Records from a collection of figures:
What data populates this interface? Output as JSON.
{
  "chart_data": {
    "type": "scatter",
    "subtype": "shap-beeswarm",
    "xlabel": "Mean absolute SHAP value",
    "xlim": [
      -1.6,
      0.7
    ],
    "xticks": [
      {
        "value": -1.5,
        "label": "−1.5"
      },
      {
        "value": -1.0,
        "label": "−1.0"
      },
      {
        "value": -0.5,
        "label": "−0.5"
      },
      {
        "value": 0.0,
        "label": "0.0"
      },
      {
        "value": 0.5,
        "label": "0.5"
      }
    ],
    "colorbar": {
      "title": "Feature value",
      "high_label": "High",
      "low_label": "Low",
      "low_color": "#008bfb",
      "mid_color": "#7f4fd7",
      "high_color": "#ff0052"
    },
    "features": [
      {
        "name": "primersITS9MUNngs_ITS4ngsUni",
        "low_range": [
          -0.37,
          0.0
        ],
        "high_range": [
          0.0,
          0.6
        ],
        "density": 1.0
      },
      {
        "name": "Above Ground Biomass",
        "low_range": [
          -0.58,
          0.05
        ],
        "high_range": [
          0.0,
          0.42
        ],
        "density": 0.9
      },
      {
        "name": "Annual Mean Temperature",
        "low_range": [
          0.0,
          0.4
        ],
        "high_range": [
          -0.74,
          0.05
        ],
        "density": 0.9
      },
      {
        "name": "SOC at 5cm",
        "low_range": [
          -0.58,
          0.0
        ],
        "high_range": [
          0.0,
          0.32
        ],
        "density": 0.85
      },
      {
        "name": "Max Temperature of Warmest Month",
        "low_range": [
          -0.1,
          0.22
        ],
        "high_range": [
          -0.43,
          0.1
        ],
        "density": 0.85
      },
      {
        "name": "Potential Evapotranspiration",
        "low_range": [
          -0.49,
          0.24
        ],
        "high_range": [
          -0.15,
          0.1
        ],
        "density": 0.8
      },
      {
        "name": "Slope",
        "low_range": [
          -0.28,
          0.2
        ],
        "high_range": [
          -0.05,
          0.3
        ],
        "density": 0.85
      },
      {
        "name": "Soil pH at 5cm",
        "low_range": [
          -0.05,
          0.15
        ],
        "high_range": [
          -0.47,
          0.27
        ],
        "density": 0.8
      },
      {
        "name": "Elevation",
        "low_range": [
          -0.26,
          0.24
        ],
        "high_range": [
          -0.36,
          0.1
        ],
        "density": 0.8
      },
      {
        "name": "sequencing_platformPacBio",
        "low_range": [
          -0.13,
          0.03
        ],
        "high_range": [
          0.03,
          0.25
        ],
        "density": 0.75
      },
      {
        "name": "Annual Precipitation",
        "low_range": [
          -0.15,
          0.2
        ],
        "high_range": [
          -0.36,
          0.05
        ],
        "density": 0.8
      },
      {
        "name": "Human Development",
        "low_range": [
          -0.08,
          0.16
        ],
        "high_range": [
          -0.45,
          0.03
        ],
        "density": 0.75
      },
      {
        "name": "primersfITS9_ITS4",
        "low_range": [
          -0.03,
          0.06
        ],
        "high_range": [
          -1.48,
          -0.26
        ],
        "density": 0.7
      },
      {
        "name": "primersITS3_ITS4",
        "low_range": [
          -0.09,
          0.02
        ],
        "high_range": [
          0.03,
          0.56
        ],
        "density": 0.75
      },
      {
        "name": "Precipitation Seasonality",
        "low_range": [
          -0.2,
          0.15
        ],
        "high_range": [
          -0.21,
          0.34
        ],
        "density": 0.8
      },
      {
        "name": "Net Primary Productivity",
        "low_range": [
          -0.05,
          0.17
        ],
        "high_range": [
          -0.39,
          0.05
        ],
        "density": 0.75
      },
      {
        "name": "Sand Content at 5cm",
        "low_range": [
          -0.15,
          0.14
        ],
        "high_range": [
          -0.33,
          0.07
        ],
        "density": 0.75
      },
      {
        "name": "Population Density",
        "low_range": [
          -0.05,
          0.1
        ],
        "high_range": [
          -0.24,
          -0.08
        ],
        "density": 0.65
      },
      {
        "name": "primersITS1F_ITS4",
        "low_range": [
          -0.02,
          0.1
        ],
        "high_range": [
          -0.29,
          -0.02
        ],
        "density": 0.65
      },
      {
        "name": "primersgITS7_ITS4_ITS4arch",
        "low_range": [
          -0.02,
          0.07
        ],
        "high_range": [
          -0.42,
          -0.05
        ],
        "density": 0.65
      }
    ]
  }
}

Task brief:
Pull every line containing the word "Annual" out of the material and copy it.

The result:
        "name": "Annual Mean Temperature",
        "name": "Annual Precipitation",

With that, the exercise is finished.